■ What the task asks
Search the material for "notre" and show all lines that contain it.

■ Information shown
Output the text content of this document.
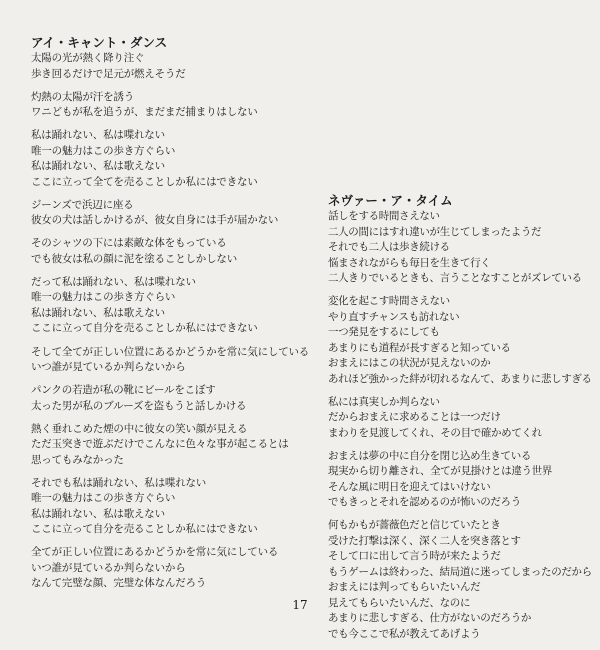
アイ・キャント・ダンス
太陽の光が熱く降り注ぐ
歩き回るだけで足元が燃えそうだ
灼熱の太陽が汗を誘う
ワニどもが私を追うが、まだまだ捕まりはしない
私は踊れない、私は喋れない
唯一の魅力はこの歩き方ぐらい
私は踊れない、私は歌えない
ここに立って全てを売ることしか私にはできない
ジーンズで浜辺に座る
彼女の犬は話しかけるが、彼女自身には手が届かない
そのシャツの下には素敵な体をもっている
でも彼女は私の顔に泥を塗ることしかしない
だって私は踊れない、私は喋れない
唯一の魅力はこの歩き方ぐらい
私は踊れない、私は歌えない
ここに立って自分を売ることしか私にはできない
そして全てが正しい位置にあるかどうかを常に気にしている
いつ誰が見ているか判らないから
パンクの若造が私の靴にビールをこぼす
太った男が私のブルーズを盗もうと話しかける
熱く垂れこめた煙の中に彼女の笑い顔が見える
ただ玉突きで遊ぶだけでこんなに色々な事が起こるとは
思ってもみなかった
それでも私は踊れない、私は喋れない
唯一の魅力はこの歩き方ぐらい
私は踊れない、私は歌えない
ここに立って自分を売ることしか私にはできない
全てが正しい位置にあるかどうかを常に気にしている
いつ誰が見ているか判らないから
なんて完璧な顔、完璧な体なんだろう
ネヴァー・ア・タイム
話しをする時間さえない
二人の間にはすれ違いが生じてしまったようだ
それでも二人は歩き続ける
悩まされながらも毎日を生きて行く
二人きりでいるときも、言うことなすことがズレている
変化を起こす時間さえない
やり直すチャンスも訪れない
一つ発見をするにしても
あまりにも道程が長すぎると知っている
おまえにはこの状況が見えないのか
あれほど強かった絆が切れるなんて、あまりに悲しすぎる
私には真実しか判らない
だからおまえに求めることは一つだけ
まわりを見渡してくれ、その目で確かめてくれ
おまえは夢の中に自分を閉じ込め生きている
現実から切り離され、全てが見掛けとは違う世界
そんな風に明日を迎えてはいけない
でもきっとそれを認めるのが怖いのだろう
何もかもが薔薇色だと信じていたとき
受けた打撃は深く、深く二人を突き落とす
そして口に出して言う時が来たようだ
もうゲームは終わった、結局道に迷ってしまったのだから
おまえには判ってもらいたいんだ
見えてもらいたいんだ、なのに
あまりに悲しすぎる、仕方がないのだろうか
でも今ここで私が教えてあげよう
17
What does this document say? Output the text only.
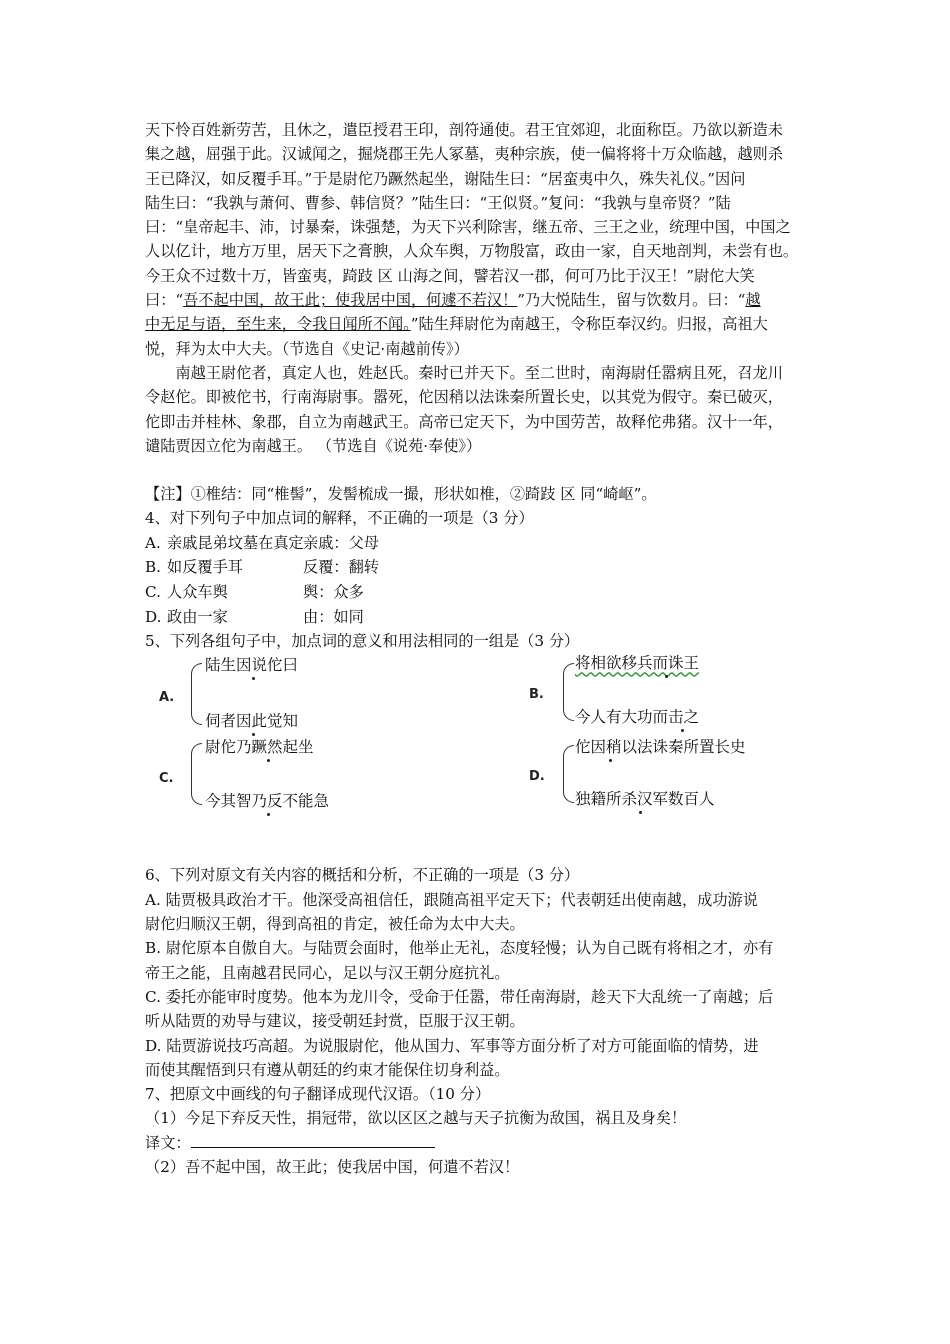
天下怜百姓新劳苦，且休之，遣臣授君王印，剖符通使。君王宜郊迎，北面称臣。乃欲以新造未

集之越，屈强于此。汉诚闻之，掘烧郡王先人冢墓，夷种宗族，使一偏将将十万众临越，越则杀

王已降汉，如反覆手耳。”于是尉佗乃蹶然起坐，谢陆生曰：“居蛮夷中久，殊失礼仪。”因问

陆生曰：“我孰与萧何、曹参、韩信贤？”陆生曰：“王似贤。”复问：“我孰与皇帝贤？”陆

曰：“皇帝起丰、沛，讨暴秦，诛强楚，为天下兴利除害，继五帝、三王之业，统理中国，中国之

人以亿计，地方万里，居天下之膏腴，人众车舆，万物殷富，政由一家，自天地剖判，未尝有也。

今王众不过数十万，皆蛮夷，踦跂 区 山海之间，譬若汉一郡，何可乃比于汉王！”尉佗大笑

曰：“吾不起中国，故王此；使我居中国，何遽不若汉！”乃大悦陆生，留与饮数月。曰：“越

中无足与语，至生来，令我日闻所不闻。”陆生拜尉佗为南越王，令称臣奉汉约。归报，高祖大

悦，拜为太中大夫。（节选自《史记·南越前传》）

南越王尉佗者，真定人也，姓赵氏。秦时已并天下。至二世时，南海尉任嚣病且死，召龙川

令赵佗。即被佗书，行南海尉事。嚣死，佗因稍以法诛秦所置长史，以其党为假守。秦已破灭，

佗即击并桂林、象郡，自立为南越武王。高帝已定天下，为中国劳苦，故释佗弗猪。汉十一年，

谴陆贾因立佗为南越王。 （节选自《说苑·奉使》）

【注】①椎结：同“椎髻”，发髻梳成一撮，形状如椎，②踦跂 区 同“崎岖”。

4、对下列句子中加点词的解释，不正确的一项是（3 分）

A. 亲戚昆弟坟墓在真定亲戚：父母

B. 如反覆手耳	反覆：翻转

C. 人众车舆	舆：众多

D. 政由一家	由：如同

5、下列各组句子中，加点词的意义和用法相同的一组是（3 分）

A.
陆生因说佗曰
伺者因此觉知
B.
将相欲移兵而诛王
今人有大功而击之
C.
尉佗乃蹶然起坐
今其智乃反不能急
D.
佗因稍以法诛秦所置长史
独籍所杀汉军数百人

6、下列对原文有关内容的概括和分析，不正确的一项是（3 分）

A. 陆贾极具政治才干。他深受高祖信任，跟随高祖平定天下；代表朝廷出使南越，成功游说

尉佗归顺汉王朝，得到高祖的肯定，被任命为太中大夫。

B. 尉佗原本自傲自大。与陆贾会面时，他举止无礼，态度轻慢；认为自己既有将相之才，亦有

帝王之能，且南越君民同心，足以与汉王朝分庭抗礼。

C. 委托亦能审时度势。他本为龙川令，受命于任嚣，带任南海尉，趁天下大乱统一了南越；后

听从陆贾的劝导与建议，接受朝廷封赏，臣服于汉王朝。

D. 陆贾游说技巧高超。为说服尉佗，他从国力、军事等方面分析了对方可能面临的情势，进

而使其醒悟到只有遵从朝廷的约束才能保住切身利益。

7、把原文中画线的句子翻译成现代汉语。（10 分）

（1）今足下弃反天性，捐冠带，欲以区区之越与天子抗衡为敌国，祸且及身矣！

译文：

（2）吾不起中国，故王此；使我居中国，何遣不若汉！
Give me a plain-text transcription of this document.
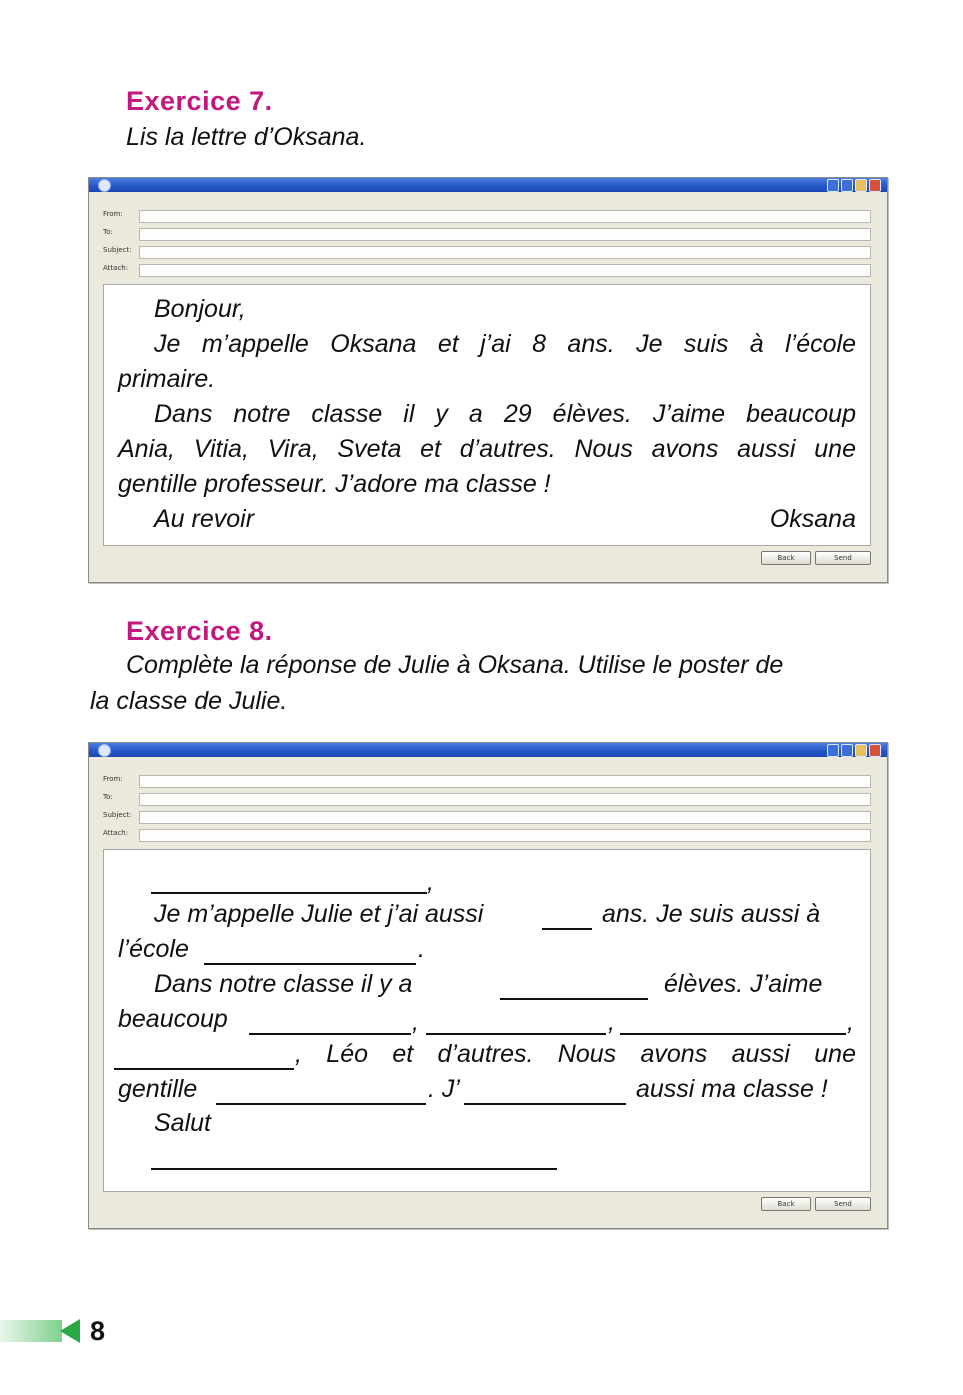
Exercice 7.
Lis la lettre d’Oksana.
From:
To:
Subject:
Attach:
Bonjour,
Je m’appelle Oksana et j’ai 8 ans. Je suis à l’école
primaire.
Dans notre classe il y a 29 élèves. J’aime beaucoup
Ania, Vitia, Vira, Sveta et d’autres. Nous avons aussi une
gentille professeur. J’adore ma classe !
Au revoir	Oksana
Back	Send
Exercice 8.
Complète la réponse de Julie à Oksana. Utilise le poster de
la classe de Julie.
From:
To:
Subject:
Attach:
,
Je m’appelle Julie et j’ai aussi	ans. Je suis aussi à
l’école	.
Dans notre classe il y a	élèves. J’aime
beaucoup	,	,	,
, Léo et d’autres. Nous avons aussi une
gentille	. J’	aussi ma classe !
Salut
Back	Send
8
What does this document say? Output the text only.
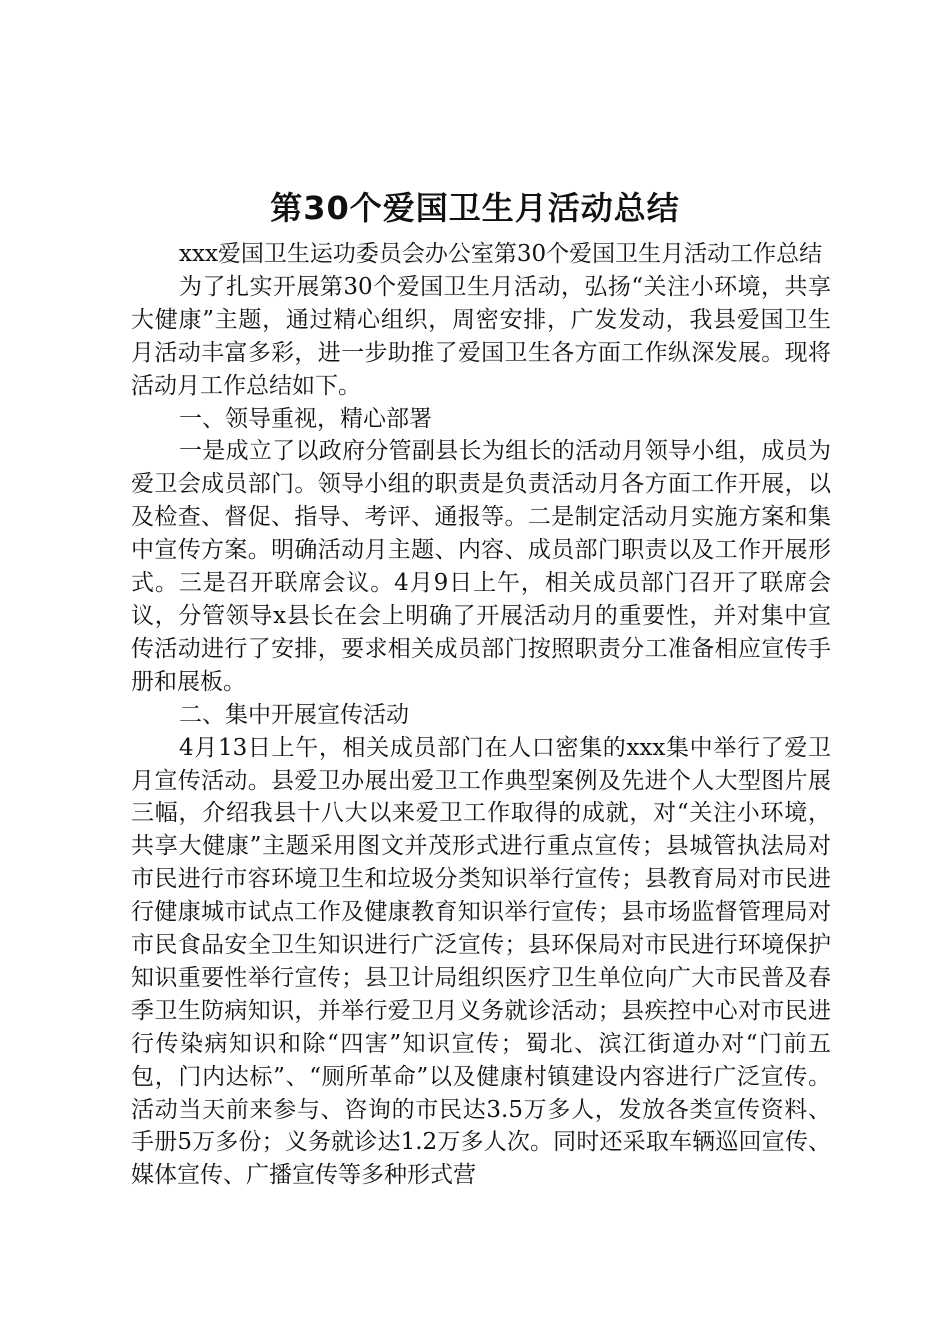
第30个爱国卫生月活动总结

xxx爱国卫生运功委员会办公室第30个爱国卫生月活动工作总结

为了扎实开展第30个爱国卫生月活动，弘扬“关注小环境，共享大健康”主题，通过精心组织，周密安排，广发发动，我县爱国卫生月活动丰富多彩，进一步助推了爱国卫生各方面工作纵深发展。现将活动月工作总结如下。

一、领导重视，精心部署

一是成立了以政府分管副县长为组长的活动月领导小组，成员为爱卫会成员部门。领导小组的职责是负责活动月各方面工作开展，以及检查、督促、指导、考评、通报等。二是制定活动月实施方案和集中宣传方案。明确活动月主题、内容、成员部门职责以及工作开展形式。三是召开联席会议。4月9日上午，相关成员部门召开了联席会议，分管领导x县长在会上明确了开展活动月的重要性，并对集中宣传活动进行了安排，要求相关成员部门按照职责分工准备相应宣传手册和展板。

二、集中开展宣传活动

4月13日上午，相关成员部门在人口密集的xxx集中举行了爱卫月宣传活动。县爱卫办展出爱卫工作典型案例及先进个人大型图片展三幅，介绍我县十八大以来爱卫工作取得的成就，对“关注小环境，共享大健康”主题采用图文并茂形式进行重点宣传；县城管执法局对市民进行市容环境卫生和垃圾分类知识举行宣传；县教育局对市民进行健康城市试点工作及健康教育知识举行宣传；县市场监督管理局对市民食品安全卫生知识进行广泛宣传；县环保局对市民进行环境保护知识重要性举行宣传；县卫计局组织医疗卫生单位向广大市民普及春季卫生防病知识，并举行爱卫月义务就诊活动；县疾控中心对市民进行传染病知识和除“四害”知识宣传；蜀北、滨江街道办对“门前五包，门内达标”、“厕所革命”以及健康村镇建设内容进行广泛宣传。活动当天前来参与、咨询的市民达3.5万多人，发放各类宣传资料、手册5万多份；义务就诊达1.2万多人次。同时还采取车辆巡回宣传、媒体宣传、广播宣传等多种形式营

■ Solution for this problem
Dans notre classe il y a 29 élèves. J’aime beaucoup
Dans notre classe il y a	élèves. J’aime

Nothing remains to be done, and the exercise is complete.